**Exercise goal**
Read the lines below. Copy out any that hold the string "патогенетический".

**Rows**
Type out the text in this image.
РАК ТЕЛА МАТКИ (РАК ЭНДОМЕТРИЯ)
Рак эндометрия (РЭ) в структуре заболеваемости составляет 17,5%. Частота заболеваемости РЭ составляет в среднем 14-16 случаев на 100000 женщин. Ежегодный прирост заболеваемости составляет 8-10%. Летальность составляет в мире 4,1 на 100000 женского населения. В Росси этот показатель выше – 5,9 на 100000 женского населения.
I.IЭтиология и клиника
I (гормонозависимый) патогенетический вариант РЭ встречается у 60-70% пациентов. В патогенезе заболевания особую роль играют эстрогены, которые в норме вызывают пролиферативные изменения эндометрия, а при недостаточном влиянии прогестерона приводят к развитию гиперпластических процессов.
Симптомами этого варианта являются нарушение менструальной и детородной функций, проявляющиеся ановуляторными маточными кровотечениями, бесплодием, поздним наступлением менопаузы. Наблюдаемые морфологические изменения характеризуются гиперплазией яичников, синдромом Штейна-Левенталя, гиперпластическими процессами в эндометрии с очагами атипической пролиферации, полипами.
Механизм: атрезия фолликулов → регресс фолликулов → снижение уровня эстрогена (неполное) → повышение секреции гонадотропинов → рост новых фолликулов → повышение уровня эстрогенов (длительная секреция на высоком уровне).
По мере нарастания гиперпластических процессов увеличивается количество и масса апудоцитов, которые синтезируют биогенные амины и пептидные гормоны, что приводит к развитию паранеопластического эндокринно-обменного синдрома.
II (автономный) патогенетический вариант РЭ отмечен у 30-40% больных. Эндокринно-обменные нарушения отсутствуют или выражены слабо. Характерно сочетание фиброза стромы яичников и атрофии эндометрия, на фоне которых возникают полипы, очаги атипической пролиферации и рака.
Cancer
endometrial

**Written solution**
I (гормонозависимый) патогенетический вариант РЭ встречается у 60-70% пациентов. В патогенезе заболевания особую роль играют эстрогены, которые в норме вызывают пролиферативные изменения эндометрия, а при недостаточном влиянии прогестерона приводят к развитию гиперпластических процессов.
II (автономный) патогенетический вариант РЭ отмечен у 30-40% больных. Эндокринно-обменные нарушения отсутствуют или выражены слабо. Характерно сочетание фиброза стромы яичников и атрофии эндометрия, на фоне которых возникают полипы, очаги атипической пролиферации и рака.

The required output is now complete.